• [Stated goal A]:
Answer these questions using the tax passage below.
(i) How much additional tax liability did Jaiswal find she had on her other income?
(ii) Tax liabilities above what amount have to be disclosed?
(iii) In what percentages can self-assessment taxes be paid in instalments?
• [Stated goal B]:
Copy the tax passage below word for word, from "For individuals, this" up to and including "of advance tax.".

-- begin Text to read --

By submitting her investment declarations by June 2009 to her employer, Shweta Jaiswal thought she had done her bit. Later, she realised she had an additional tax liability of Rs 30,000 on her other income. “On self-assessment, I came to know that I had to pay a tax on the interest earned on my bank account balance,” said Jaiswal.
Many like Jaiswal think ‘income from other sources’ is either extra earnings or a windfall due to gains from a lottery. But the interest income on your savings account balance, and even the refund amount from the Income Tax (I-T) Department, comes under the same head.
For individuals, this amount needs to be added to their salary and taxed according to the income tax slab. All tax liabilities of over Rs 10,000 have to be disclosed. In case this is not done, one can go for self-assessment. But this would require payment of advance tax.
In the case of Jaiswal, the outstanding amount will be called ‘self-assessment tax liability’. She could either pay the lump sum amount or pay in instalments. Self-assessment taxes can be paid in instalments of 30 per cent, 30 per cent and 40 per cent. The dates: September 15, December 15 and March 15, respectively. Both lump sum or payment through instalments will attract an interest on the tax liability.

-- end Text to read --
-- begin Record excerpts --

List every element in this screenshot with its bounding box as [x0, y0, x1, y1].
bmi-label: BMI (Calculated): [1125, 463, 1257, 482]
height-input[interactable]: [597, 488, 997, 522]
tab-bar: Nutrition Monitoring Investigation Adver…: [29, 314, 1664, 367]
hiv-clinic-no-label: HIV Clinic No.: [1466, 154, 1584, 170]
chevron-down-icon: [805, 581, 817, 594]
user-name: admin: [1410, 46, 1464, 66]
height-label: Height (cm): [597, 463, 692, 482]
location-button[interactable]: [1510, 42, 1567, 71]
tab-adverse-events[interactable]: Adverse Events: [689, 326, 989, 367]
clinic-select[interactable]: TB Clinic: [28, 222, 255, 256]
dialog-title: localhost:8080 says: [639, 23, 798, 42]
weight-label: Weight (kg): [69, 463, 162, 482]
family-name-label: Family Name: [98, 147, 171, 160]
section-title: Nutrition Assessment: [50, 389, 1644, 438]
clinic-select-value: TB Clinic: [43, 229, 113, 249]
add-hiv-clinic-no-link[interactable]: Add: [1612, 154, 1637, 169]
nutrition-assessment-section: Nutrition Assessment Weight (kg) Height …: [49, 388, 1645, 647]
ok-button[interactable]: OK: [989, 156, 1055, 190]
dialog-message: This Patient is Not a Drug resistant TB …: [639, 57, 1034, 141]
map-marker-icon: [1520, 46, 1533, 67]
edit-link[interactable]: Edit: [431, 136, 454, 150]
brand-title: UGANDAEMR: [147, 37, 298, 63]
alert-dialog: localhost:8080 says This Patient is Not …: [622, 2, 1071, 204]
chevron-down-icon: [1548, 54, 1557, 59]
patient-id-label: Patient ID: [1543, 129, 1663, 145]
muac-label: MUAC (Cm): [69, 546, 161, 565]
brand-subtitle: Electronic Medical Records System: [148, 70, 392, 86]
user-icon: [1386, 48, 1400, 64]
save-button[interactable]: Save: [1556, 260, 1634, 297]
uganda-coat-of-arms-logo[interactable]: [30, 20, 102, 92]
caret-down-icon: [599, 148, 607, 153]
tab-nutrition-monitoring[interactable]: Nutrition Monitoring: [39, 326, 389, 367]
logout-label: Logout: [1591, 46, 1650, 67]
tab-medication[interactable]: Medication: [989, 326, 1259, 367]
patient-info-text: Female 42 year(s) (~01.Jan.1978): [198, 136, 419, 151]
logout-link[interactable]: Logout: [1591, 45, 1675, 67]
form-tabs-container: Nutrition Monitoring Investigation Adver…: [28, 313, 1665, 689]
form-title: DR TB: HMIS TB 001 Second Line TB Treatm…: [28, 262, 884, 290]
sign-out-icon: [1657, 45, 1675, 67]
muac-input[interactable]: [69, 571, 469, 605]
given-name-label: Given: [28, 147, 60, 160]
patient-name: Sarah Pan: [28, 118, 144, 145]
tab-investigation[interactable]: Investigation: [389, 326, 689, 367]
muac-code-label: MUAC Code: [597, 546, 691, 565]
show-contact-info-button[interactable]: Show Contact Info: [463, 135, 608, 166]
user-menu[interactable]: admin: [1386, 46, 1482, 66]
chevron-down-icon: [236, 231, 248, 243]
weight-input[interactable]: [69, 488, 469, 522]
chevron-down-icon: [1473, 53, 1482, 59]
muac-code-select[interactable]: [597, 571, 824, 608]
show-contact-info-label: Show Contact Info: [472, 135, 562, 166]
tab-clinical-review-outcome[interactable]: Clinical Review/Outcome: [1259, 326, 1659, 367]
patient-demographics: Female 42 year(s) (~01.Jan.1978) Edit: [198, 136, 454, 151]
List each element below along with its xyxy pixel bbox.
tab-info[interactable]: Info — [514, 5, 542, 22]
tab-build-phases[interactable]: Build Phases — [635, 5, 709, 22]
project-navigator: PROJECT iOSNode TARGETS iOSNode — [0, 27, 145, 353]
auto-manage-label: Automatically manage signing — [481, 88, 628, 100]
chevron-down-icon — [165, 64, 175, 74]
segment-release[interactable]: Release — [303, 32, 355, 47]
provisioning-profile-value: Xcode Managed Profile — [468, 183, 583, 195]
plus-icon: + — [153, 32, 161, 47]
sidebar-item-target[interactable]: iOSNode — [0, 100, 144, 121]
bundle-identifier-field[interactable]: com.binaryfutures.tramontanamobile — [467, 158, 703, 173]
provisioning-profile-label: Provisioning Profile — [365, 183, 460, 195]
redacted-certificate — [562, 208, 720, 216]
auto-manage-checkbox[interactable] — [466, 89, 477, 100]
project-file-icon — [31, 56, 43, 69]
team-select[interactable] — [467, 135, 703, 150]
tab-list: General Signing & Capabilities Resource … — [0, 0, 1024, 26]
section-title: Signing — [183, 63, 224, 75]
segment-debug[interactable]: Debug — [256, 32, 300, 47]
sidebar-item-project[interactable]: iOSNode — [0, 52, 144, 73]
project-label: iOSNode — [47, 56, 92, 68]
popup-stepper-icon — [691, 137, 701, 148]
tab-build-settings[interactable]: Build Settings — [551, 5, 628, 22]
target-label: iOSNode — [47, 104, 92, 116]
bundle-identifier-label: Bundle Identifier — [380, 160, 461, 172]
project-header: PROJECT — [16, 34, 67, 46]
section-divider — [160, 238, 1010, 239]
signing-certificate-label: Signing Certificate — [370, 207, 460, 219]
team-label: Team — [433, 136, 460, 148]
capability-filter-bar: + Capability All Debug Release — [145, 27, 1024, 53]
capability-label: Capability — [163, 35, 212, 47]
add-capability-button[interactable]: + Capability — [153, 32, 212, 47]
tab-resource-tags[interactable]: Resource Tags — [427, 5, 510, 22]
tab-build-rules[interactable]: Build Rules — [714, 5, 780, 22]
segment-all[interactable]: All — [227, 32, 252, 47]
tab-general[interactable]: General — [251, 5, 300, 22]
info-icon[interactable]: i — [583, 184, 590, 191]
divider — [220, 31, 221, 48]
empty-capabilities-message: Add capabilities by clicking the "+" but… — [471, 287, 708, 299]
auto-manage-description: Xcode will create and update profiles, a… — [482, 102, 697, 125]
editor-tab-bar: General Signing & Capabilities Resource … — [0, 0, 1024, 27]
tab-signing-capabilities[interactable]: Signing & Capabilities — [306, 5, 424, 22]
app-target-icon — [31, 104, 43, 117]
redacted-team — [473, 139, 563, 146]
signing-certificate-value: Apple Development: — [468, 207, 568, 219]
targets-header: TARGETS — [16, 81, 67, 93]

-- end Record excerpts --

• [Full solution A]:
(i) Rs 30,000
(ii) Rs 10,000
(iii) 30 per cent, 30 per cent and 40 per cent

• [Full solution B]:
For individuals, this amount needs to be added to their salary and taxed according to the income tax slab. All tax liabilities of over Rs 10,000 have to be disclosed. In case this is not done, one can go for self-assessment. But this would require payment of advance tax.